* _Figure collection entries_
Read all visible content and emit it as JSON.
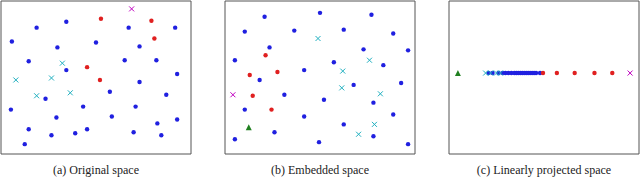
{
  "chart_data": [
    {
      "type": "scatter",
      "title": "(a) Original space",
      "xlim": [
        0,
        192
      ],
      "ylim": [
        0,
        155
      ],
      "tick_labels": false,
      "series": [
        {
          "color": "#2020e0",
          "marker": "circle",
          "x": [
            36,
            66,
            129,
            176,
            11,
            96,
            57,
            140,
            28,
            125,
            157,
            178,
            66,
            140,
            110,
            45,
            167,
            83,
            136,
            10,
            56,
            112,
            158,
            178,
            28,
            87,
            134,
            51,
            75,
            162,
            24
          ],
          "y": [
            128,
            134,
            128,
            128,
            114,
            113,
            108,
            109,
            94,
            95,
            95,
            81,
            85,
            73,
            63,
            56,
            60,
            48,
            48,
            45,
            37,
            38,
            31,
            35,
            25,
            25,
            22,
            19,
            21,
            19,
            10
          ]
        },
        {
          "color": "#e02020",
          "marker": "circle",
          "x": [
            101,
            152,
            155,
            87,
            100
          ],
          "y": [
            137,
            135,
            117,
            88,
            75
          ]
        },
        {
          "color": "#20b0c0",
          "marker": "x",
          "x": [
            62,
            15,
            51,
            36,
            70
          ],
          "y": [
            92,
            75,
            77,
            59,
            62
          ]
        },
        {
          "color": "#c000c0",
          "marker": "x",
          "x": [
            132
          ],
          "y": [
            147
          ]
        }
      ]
    },
    {
      "type": "scatter",
      "title": "(b) Embedded space",
      "xlim": [
        0,
        192
      ],
      "ylim": [
        0,
        155
      ],
      "tick_labels": false,
      "series": [
        {
          "color": "#2020e0",
          "marker": "circle",
          "x": [
            40,
            96,
            148,
            20,
            70,
            120,
            170,
            45,
            140,
            185,
            10,
            110,
            160,
            80,
            35,
            130,
            178,
            60,
            100,
            150,
            20,
            80,
            170,
            120,
            50,
            150,
            95,
            10,
            185
          ],
          "y": [
            139,
            143,
            141,
            124,
            125,
            126,
            122,
            108,
            106,
            105,
            95,
            93,
            90,
            85,
            75,
            70,
            72,
            60,
            55,
            52,
            45,
            38,
            40,
            30,
            22,
            18,
            12,
            15,
            10
          ]
        },
        {
          "color": "#e02020",
          "marker": "circle",
          "x": [
            41,
            25,
            53,
            28,
            47
          ],
          "y": [
            100,
            80,
            83,
            59,
            45
          ]
        },
        {
          "color": "#20b0c0",
          "marker": "x",
          "x": [
            94,
            119,
            146,
            118,
            157,
            151,
            135
          ],
          "y": [
            117,
            84,
            95,
            67,
            61,
            30,
            20
          ]
        },
        {
          "color": "#c000c0",
          "marker": "x",
          "x": [
            8
          ],
          "y": [
            60
          ]
        },
        {
          "color": "#208020",
          "marker": "triangle",
          "x": [
            24
          ],
          "y": [
            27
          ]
        }
      ]
    },
    {
      "type": "scatter",
      "title": "(c) Linearly projected space",
      "xlim": [
        0,
        192
      ],
      "ylim": [
        0,
        155
      ],
      "tick_labels": false,
      "series": [
        {
          "color": "#208020",
          "marker": "triangle",
          "x": [
            9
          ],
          "y": [
            82
          ]
        },
        {
          "color": "#2020e0",
          "marker": "circle",
          "x": [
            40,
            44,
            50,
            54,
            57,
            60,
            63,
            66,
            68,
            70,
            72,
            74,
            76,
            78,
            80,
            82,
            84,
            86,
            88,
            92
          ],
          "y": [
            82,
            82,
            82,
            82,
            82,
            82,
            82,
            82,
            82,
            82,
            82,
            82,
            82,
            82,
            82,
            82,
            82,
            82,
            82,
            82
          ]
        },
        {
          "color": "#20b0c0",
          "marker": "x",
          "x": [
            37,
            42,
            48,
            52
          ],
          "y": [
            82,
            82,
            82,
            82
          ]
        },
        {
          "color": "#e02020",
          "marker": "circle",
          "x": [
            95,
            109,
            127,
            147,
            165
          ],
          "y": [
            82,
            82,
            82,
            82,
            82
          ]
        },
        {
          "color": "#c000c0",
          "marker": "x",
          "x": [
            183
          ],
          "y": [
            82
          ]
        }
      ]
    }
  ]
}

* _Exercise directions_
Reproduce all of the material above word for word. Omit the pictures.

* _Finished task_
Read all visible content and emit it as JSON.
{
  "chart_data": [
    {
      "type": "scatter",
      "title": "(a) Original space",
      "xlim": [
        0,
        192
      ],
      "ylim": [
        0,
        155
      ],
      "tick_labels": false,
      "series": [
        {
          "color": "#2020e0",
          "marker": "circle",
          "x": [
            36,
            66,
            129,
            176,
            11,
            96,
            57,
            140,
            28,
            125,
            157,
            178,
            66,
            140,
            110,
            45,
            167,
            83,
            136,
            10,
            56,
            112,
            158,
            178,
            28,
            87,
            134,
            51,
            75,
            162,
            24
          ],
          "y": [
            128,
            134,
            128,
            128,
            114,
            113,
            108,
            109,
            94,
            95,
            95,
            81,
            85,
            73,
            63,
            56,
            60,
            48,
            48,
            45,
            37,
            38,
            31,
            35,
            25,
            25,
            22,
            19,
            21,
            19,
            10
          ]
        },
        {
          "color": "#e02020",
          "marker": "circle",
          "x": [
            101,
            152,
            155,
            87,
            100
          ],
          "y": [
            137,
            135,
            117,
            88,
            75
          ]
        },
        {
          "color": "#20b0c0",
          "marker": "x",
          "x": [
            62,
            15,
            51,
            36,
            70
          ],
          "y": [
            92,
            75,
            77,
            59,
            62
          ]
        },
        {
          "color": "#c000c0",
          "marker": "x",
          "x": [
            132
          ],
          "y": [
            147
          ]
        }
      ]
    },
    {
      "type": "scatter",
      "title": "(b) Embedded space",
      "xlim": [
        0,
        192
      ],
      "ylim": [
        0,
        155
      ],
      "tick_labels": false,
      "series": [
        {
          "color": "#2020e0",
          "marker": "circle",
          "x": [
            40,
            96,
            148,
            20,
            70,
            120,
            170,
            45,
            140,
            185,
            10,
            110,
            160,
            80,
            35,
            130,
            178,
            60,
            100,
            150,
            20,
            80,
            170,
            120,
            50,
            150,
            95,
            10,
            185
          ],
          "y": [
            139,
            143,
            141,
            124,
            125,
            126,
            122,
            108,
            106,
            105,
            95,
            93,
            90,
            85,
            75,
            70,
            72,
            60,
            55,
            52,
            45,
            38,
            40,
            30,
            22,
            18,
            12,
            15,
            10
          ]
        },
        {
          "color": "#e02020",
          "marker": "circle",
          "x": [
            41,
            25,
            53,
            28,
            47
          ],
          "y": [
            100,
            80,
            83,
            59,
            45
          ]
        },
        {
          "color": "#20b0c0",
          "marker": "x",
          "x": [
            94,
            119,
            146,
            118,
            157,
            151,
            135
          ],
          "y": [
            117,
            84,
            95,
            67,
            61,
            30,
            20
          ]
        },
        {
          "color": "#c000c0",
          "marker": "x",
          "x": [
            8
          ],
          "y": [
            60
          ]
        },
        {
          "color": "#208020",
          "marker": "triangle",
          "x": [
            24
          ],
          "y": [
            27
          ]
        }
      ]
    },
    {
      "type": "scatter",
      "title": "(c) Linearly projected space",
      "xlim": [
        0,
        192
      ],
      "ylim": [
        0,
        155
      ],
      "tick_labels": false,
      "series": [
        {
          "color": "#208020",
          "marker": "triangle",
          "x": [
            9
          ],
          "y": [
            82
          ]
        },
        {
          "color": "#2020e0",
          "marker": "circle",
          "x": [
            40,
            44,
            50,
            54,
            57,
            60,
            63,
            66,
            68,
            70,
            72,
            74,
            76,
            78,
            80,
            82,
            84,
            86,
            88,
            92
          ],
          "y": [
            82,
            82,
            82,
            82,
            82,
            82,
            82,
            82,
            82,
            82,
            82,
            82,
            82,
            82,
            82,
            82,
            82,
            82,
            82,
            82
          ]
        },
        {
          "color": "#20b0c0",
          "marker": "x",
          "x": [
            37,
            42,
            48,
            52
          ],
          "y": [
            82,
            82,
            82,
            82
          ]
        },
        {
          "color": "#e02020",
          "marker": "circle",
          "x": [
            95,
            109,
            127,
            147,
            165
          ],
          "y": [
            82,
            82,
            82,
            82,
            82
          ]
        },
        {
          "color": "#c000c0",
          "marker": "x",
          "x": [
            183
          ],
          "y": [
            82
          ]
        }
      ]
    }
  ]
}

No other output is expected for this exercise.